-- Begin Text shown --

# 25 hp may be to small for Blazer 1748



## catstormjr (May 17, 2012)

Hey guys,

Got a question bought my boat couple months ago. We absolutely love it! The only concern I have is that it's got a 25 HP mercury jet and it's console drive. It does great with me, my wife and son up and downstream but when I add 1 or 2 more people and have the Bimini top catching wind the motor does bog down a little. We are usually running with 3 adults and my 2 year old son.

I didn't know if I should consider getting a bigger motor or just stay with what I have. The biggest motor I can go with 30 HP at the jet. 

Any suggestions or advise would be great!

Thanks in advance.

Greg


----------



## Canoeman (May 17, 2012)

Why can you only go up to a 30 ?


----------



## catstormjr (May 17, 2012)

I'm in Pocahontas AR and I run mainly on the Eleven Point River and that's the maximum HP you can run on that river.


----------



## Canoeman (May 17, 2012)

catstormjr said:


> I'm in Pocahontas AR and I run mainly on the Eleven Point River and that's the maximum HP you can run on that river.



So could you get a 40 hp and jet it..get a 25 hp cover or change the decals so it will match the hp at the foot to 28..


----------



## Lennyg3 (May 17, 2012)

Get a 60/40. Just have some decals made for it that say 30hp. I wouldn't waste the $$$ on going to a 40/28 jet.... JMO

I just dont think that 8-10 more hp will help that much....


----------



## catstormjr (May 17, 2012)

Thanks for the advise guys. Now what brand do you think. Currently running a Mercury.


----------



## Canoeman (May 17, 2012)

Lennyg3 said:


> Get a 60/40. Just have some decals made for it that say 30hp. I wouldn't waste the $$$ on going to a 40/28 jet.... JMO
> 
> I just dont think that 8-10 more hp will help that much....



I was just giving advice that will still keep you with in legal boundries..

-- End Text shown --
-- Begin Data supplied --

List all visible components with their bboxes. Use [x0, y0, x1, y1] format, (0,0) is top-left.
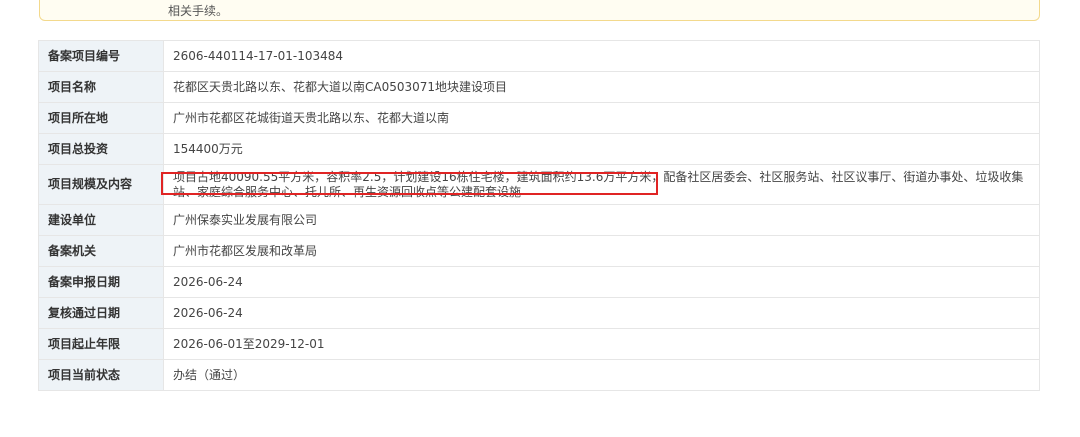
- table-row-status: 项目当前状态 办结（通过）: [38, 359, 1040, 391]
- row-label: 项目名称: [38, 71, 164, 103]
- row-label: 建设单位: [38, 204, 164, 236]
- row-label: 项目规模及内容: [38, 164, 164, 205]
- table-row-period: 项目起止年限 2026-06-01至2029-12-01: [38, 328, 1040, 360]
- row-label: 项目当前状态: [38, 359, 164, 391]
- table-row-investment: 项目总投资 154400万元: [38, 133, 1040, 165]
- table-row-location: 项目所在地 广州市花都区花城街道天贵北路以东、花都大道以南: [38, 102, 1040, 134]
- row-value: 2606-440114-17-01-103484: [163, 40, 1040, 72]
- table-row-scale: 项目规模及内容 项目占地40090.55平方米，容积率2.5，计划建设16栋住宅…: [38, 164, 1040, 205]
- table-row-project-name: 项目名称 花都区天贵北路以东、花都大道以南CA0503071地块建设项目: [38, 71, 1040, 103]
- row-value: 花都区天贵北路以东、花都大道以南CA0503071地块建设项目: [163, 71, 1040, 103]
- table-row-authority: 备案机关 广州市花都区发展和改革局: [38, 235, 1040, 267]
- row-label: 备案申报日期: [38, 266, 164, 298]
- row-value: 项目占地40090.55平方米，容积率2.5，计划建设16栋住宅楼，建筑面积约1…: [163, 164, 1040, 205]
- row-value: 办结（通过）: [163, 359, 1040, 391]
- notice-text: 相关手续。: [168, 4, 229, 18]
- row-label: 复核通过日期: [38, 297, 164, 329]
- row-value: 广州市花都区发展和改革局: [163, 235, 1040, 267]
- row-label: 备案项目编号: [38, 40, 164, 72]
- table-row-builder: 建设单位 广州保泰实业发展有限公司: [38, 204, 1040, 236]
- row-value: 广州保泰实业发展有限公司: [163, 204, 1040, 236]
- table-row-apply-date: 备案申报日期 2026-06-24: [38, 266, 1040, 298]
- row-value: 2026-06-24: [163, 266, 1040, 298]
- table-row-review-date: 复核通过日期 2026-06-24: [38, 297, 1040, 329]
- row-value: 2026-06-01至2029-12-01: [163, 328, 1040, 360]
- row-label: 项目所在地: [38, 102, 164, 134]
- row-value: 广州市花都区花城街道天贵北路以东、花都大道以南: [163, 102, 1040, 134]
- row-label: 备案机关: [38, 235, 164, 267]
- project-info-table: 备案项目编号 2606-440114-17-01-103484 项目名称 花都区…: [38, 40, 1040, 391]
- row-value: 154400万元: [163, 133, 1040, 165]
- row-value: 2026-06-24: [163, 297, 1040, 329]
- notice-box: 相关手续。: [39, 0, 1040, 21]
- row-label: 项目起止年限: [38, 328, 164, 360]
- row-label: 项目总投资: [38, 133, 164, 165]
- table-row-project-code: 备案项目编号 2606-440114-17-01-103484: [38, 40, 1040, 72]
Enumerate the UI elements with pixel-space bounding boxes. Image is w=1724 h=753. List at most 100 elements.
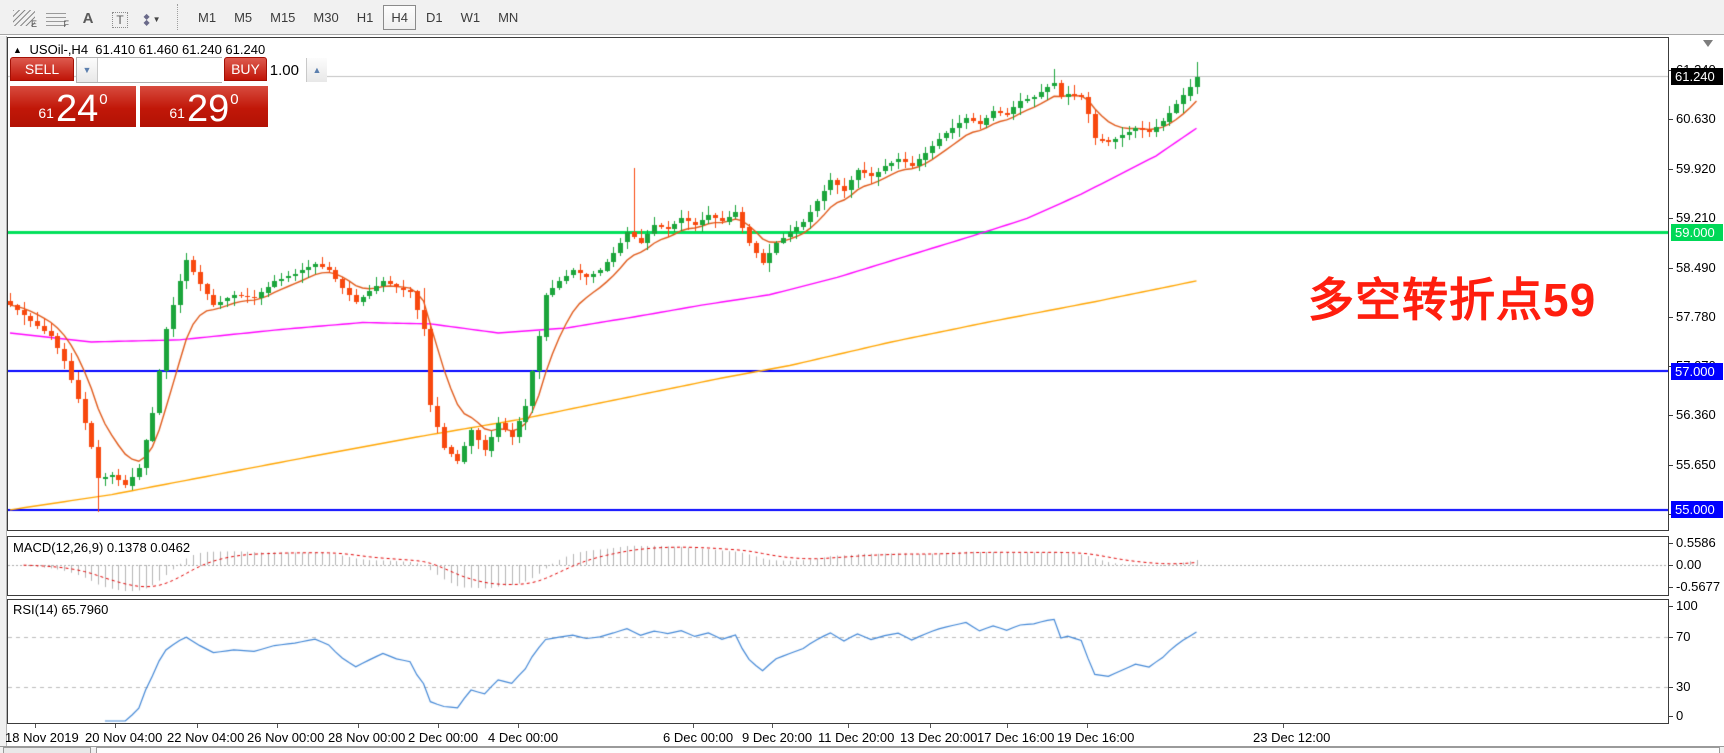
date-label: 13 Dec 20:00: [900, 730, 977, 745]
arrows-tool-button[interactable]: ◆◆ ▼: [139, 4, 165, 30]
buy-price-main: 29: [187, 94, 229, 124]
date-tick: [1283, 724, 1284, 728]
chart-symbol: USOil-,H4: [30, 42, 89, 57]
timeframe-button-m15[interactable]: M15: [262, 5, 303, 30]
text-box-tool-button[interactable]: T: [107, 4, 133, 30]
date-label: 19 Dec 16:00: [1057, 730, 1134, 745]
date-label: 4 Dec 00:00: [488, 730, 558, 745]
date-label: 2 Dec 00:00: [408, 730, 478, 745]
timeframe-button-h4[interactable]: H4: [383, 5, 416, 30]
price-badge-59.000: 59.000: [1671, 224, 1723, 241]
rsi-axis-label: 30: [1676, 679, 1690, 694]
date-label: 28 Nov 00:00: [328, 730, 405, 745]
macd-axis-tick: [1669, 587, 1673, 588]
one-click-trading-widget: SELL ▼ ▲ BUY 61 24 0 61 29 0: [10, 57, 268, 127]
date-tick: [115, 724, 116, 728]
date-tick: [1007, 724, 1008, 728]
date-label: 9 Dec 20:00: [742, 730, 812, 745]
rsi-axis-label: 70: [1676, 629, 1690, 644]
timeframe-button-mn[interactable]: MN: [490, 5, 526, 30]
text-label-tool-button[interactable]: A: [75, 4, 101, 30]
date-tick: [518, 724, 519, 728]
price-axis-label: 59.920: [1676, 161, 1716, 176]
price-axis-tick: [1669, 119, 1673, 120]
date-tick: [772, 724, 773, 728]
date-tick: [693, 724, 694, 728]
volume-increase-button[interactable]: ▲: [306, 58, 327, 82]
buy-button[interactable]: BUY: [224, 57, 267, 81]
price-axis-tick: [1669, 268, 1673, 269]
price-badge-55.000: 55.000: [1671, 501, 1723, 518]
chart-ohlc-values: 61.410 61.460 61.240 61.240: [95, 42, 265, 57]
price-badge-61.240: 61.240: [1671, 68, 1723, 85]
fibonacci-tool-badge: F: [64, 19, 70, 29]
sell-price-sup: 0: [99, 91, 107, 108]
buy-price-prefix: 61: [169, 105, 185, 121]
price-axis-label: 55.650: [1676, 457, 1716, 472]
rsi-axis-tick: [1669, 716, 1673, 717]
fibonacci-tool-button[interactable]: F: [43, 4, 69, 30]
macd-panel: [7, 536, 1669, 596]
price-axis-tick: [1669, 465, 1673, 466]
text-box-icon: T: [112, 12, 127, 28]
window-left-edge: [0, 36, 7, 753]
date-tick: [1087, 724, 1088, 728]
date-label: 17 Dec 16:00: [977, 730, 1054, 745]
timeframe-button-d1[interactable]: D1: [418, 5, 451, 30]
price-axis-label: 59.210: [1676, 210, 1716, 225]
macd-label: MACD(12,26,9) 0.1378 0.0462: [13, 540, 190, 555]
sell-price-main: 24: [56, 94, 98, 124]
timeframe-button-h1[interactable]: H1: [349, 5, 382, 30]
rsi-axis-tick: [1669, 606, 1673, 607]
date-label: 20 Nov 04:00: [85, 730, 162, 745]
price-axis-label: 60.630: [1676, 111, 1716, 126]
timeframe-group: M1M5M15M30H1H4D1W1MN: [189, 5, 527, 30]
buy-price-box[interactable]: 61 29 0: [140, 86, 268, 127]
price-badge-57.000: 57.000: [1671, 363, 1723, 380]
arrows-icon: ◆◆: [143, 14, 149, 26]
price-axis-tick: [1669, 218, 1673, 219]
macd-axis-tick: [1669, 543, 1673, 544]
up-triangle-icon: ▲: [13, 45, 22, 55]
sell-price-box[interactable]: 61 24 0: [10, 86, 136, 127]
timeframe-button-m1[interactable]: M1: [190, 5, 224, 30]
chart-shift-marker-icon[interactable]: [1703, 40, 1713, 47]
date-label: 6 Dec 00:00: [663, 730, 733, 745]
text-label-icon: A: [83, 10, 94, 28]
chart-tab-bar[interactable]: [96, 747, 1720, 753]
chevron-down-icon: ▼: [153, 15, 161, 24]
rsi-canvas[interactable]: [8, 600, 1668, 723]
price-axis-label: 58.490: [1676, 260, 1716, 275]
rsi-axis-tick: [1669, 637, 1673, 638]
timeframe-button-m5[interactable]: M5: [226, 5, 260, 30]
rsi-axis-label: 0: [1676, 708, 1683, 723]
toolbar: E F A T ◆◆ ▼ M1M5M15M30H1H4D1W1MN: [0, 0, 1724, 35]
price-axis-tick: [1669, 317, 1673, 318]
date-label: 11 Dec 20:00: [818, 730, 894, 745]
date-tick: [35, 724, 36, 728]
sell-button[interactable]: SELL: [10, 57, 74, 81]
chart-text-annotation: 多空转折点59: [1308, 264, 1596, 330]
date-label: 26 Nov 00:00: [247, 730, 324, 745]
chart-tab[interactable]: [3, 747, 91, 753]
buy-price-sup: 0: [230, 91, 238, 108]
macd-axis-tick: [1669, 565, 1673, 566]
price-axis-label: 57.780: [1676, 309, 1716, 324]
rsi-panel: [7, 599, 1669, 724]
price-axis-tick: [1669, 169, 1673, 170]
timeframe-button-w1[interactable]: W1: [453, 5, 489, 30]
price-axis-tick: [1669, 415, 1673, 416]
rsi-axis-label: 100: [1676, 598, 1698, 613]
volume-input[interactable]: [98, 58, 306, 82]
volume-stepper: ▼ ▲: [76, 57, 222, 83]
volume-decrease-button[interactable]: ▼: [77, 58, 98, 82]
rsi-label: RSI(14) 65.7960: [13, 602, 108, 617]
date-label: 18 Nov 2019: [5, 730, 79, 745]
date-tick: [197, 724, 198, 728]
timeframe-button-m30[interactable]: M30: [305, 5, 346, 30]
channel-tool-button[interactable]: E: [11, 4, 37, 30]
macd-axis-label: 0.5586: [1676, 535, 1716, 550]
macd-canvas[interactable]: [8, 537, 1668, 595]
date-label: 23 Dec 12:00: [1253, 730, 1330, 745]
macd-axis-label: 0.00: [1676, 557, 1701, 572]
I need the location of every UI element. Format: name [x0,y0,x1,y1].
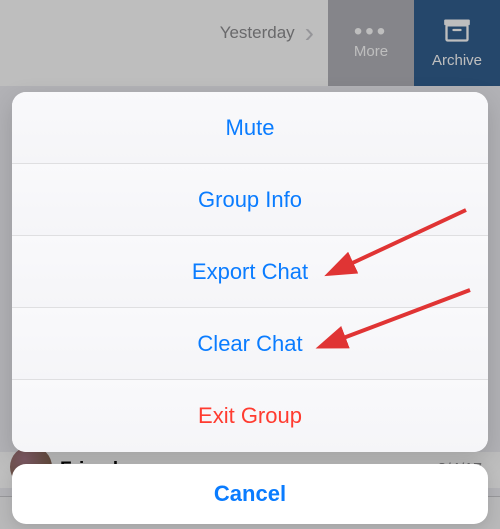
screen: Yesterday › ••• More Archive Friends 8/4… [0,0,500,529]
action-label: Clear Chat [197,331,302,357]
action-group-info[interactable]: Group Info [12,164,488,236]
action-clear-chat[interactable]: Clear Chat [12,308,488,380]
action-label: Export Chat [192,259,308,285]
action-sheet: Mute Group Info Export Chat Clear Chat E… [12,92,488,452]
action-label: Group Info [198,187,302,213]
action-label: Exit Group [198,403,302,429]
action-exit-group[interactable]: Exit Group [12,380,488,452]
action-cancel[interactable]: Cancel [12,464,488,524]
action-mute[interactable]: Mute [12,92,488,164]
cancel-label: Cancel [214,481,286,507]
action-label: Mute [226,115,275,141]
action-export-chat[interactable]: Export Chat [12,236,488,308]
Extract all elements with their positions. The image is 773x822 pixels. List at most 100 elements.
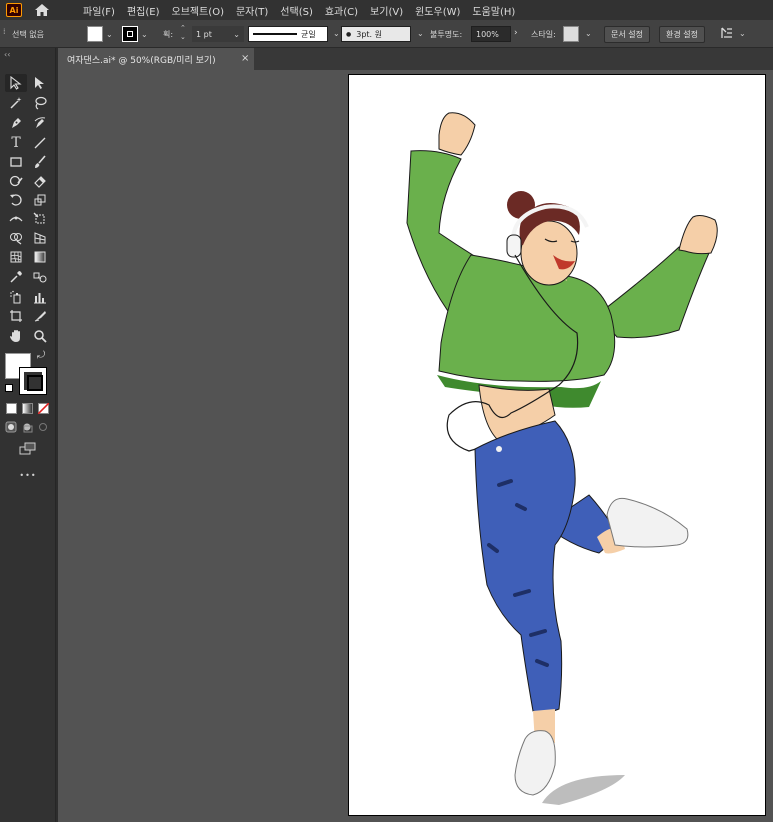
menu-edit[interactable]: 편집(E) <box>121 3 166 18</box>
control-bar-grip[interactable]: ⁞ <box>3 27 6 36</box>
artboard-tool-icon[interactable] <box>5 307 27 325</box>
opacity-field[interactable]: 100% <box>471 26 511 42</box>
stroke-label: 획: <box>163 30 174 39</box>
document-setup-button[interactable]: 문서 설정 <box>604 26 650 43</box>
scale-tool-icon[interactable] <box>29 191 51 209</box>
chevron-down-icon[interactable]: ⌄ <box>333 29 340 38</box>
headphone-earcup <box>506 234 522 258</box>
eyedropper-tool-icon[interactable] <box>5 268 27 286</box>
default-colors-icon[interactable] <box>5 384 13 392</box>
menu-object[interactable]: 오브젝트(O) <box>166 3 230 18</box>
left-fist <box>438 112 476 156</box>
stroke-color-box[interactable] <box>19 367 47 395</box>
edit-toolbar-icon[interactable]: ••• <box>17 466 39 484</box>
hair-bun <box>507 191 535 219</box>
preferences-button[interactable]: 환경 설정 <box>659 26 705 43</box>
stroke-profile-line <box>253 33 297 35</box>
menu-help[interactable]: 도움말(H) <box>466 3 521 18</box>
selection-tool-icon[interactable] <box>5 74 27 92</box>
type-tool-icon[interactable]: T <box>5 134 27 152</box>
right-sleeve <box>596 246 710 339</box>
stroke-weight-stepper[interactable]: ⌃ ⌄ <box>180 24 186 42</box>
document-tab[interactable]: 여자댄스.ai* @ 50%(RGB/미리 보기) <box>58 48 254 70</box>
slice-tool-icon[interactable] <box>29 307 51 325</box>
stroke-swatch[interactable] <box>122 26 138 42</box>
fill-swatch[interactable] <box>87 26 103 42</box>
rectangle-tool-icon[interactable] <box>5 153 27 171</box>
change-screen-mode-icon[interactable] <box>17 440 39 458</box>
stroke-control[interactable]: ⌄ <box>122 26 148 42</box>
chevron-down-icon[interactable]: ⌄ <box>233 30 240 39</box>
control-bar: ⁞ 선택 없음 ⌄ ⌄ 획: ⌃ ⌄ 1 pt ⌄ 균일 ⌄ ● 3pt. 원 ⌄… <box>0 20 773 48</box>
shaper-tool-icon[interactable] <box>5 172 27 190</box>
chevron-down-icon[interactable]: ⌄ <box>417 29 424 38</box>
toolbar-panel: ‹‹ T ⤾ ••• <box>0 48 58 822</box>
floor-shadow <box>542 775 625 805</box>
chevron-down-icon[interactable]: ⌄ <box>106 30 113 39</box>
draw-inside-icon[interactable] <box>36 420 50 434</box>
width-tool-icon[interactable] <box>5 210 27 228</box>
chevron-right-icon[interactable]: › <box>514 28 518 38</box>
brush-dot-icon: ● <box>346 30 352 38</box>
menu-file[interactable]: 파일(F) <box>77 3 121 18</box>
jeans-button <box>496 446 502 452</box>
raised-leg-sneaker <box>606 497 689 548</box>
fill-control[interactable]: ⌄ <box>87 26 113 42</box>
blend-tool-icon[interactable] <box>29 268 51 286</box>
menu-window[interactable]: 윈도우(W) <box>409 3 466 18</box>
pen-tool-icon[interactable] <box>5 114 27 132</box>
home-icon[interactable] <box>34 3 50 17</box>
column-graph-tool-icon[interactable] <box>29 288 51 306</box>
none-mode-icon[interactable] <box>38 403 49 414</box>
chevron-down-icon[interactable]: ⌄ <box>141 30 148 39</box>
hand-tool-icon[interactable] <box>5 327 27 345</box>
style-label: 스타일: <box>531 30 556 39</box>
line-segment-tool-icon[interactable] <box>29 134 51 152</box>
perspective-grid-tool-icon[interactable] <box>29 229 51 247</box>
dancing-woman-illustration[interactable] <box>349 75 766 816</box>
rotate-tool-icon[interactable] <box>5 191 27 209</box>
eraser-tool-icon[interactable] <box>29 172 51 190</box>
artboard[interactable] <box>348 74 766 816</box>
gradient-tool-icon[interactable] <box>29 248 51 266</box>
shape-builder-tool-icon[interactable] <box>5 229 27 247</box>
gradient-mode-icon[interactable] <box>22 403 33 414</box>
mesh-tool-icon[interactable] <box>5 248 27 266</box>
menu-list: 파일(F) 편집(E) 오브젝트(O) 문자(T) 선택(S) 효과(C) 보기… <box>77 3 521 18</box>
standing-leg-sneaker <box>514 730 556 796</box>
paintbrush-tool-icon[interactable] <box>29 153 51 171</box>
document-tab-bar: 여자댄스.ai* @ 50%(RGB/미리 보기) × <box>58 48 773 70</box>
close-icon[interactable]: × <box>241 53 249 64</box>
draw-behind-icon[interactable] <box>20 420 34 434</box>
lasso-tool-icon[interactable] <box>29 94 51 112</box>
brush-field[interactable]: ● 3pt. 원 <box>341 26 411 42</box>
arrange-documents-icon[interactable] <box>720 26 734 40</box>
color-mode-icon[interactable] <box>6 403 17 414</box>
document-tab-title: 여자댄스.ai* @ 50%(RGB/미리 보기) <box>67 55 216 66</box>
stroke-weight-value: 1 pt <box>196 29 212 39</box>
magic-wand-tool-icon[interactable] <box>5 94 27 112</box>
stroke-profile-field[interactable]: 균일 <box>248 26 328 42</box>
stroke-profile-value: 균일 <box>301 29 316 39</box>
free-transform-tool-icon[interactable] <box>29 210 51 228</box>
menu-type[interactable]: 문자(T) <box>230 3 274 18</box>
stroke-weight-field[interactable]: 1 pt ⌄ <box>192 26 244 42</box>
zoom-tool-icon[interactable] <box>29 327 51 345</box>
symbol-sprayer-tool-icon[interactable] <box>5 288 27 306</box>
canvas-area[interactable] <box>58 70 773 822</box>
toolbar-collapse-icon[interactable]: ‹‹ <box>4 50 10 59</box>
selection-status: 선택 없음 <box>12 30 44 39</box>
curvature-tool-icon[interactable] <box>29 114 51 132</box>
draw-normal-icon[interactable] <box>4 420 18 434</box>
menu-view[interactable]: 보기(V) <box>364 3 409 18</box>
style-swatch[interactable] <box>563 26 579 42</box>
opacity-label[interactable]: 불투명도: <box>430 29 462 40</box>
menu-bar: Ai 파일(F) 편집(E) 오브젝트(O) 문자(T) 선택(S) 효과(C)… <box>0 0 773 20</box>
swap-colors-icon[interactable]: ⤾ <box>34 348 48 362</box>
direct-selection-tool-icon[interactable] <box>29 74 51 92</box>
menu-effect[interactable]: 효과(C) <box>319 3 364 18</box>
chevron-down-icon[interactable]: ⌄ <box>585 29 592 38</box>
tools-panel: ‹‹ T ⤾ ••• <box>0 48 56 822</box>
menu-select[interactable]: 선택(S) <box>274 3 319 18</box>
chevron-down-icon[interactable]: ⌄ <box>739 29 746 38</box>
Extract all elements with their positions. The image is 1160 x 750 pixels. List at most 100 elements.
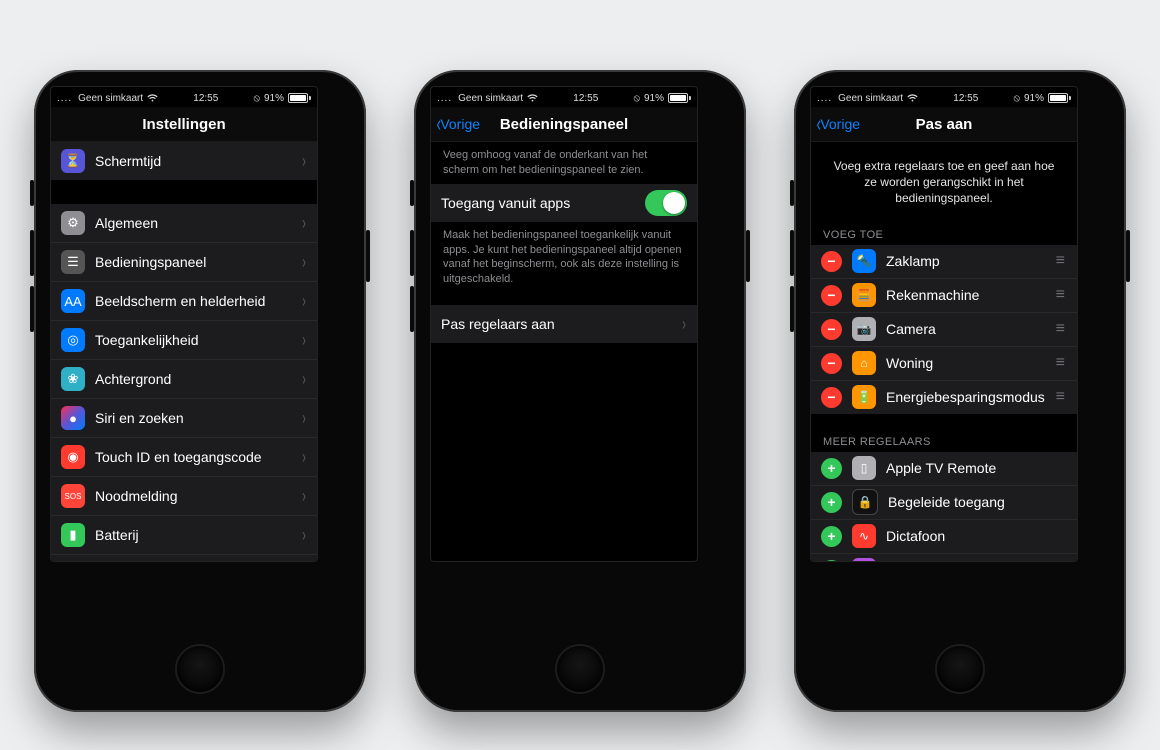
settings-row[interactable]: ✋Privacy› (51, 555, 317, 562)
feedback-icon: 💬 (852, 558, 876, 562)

-- End Data supplied --

→ **Exercise tasks**:
1 – In the forum thread about the Blazer 1748 motor, which river does catstormjr mainly run on?
2 – Carry on the forum thread about the Blazer 1748 motor, picking up after its final post.

→ **Answer set**:
1 – The Eleven Point River.

2 –
a 60/40 is a way better option, if you never get any guff..


As for what motor.. I tend to stick with what i know, as of now its been merc's for 5 years..


----------



## Lil' Blue Rude (May 17, 2012)

A 40/28hp not worth it, run against mine and I dare you to say that. :lol: 
It would be worth it to get a 40/28hp. It would be worth it to change to a johnson/evinrude(omc) or a yamaha. small mercs are pooches when you put a jet on them. There isn't a 60/40 merc that can touch my 40hp evinrude. For that size boat the 60/40 would be better but I can understand the hp limit. Not much of a way to get around it. We've got a 40hp limit here on the Current river. You can always put 50hp carbs on the 40hp but if the water patrol wanna be buts about it they can still ticket you for over powered. There's alot to be done to the omc and the yamaha's to make them scream and not be noticable enough to get you a ticket for being over powered. :mrgreen:


----------



## Canoeman (May 17, 2012)

No sure where your located but TnS has exactly what you need..

https://www.trouttandsons.com/AquaBoss2/aq-show.php?listid=133639802138121&category=&make=&model=%20


----------



## catstormjr (May 17, 2012)

Yeah I should have got the Yamaha to start with and will probably go that route. Thanks for the advise.


----------



## Lil' Blue Rude (May 17, 2012)

Oh yeah I was talking about the oler 2 stroke motors too. The 40hp 3 cylinder yamaha's and the 40hp 2 cylinder omc run real good. Not a fan of any of the 4 strokes at all.


----------



## jasm2 (May 18, 2012)

I had a 25 hp merc jet and thought it was a dog and I switched up to a Yamaha 30/40 and it is way better. Im surprised your as happy as you are with the 25. What kind of speed does it push your 17?


----------



## hotshotinn (May 18, 2012)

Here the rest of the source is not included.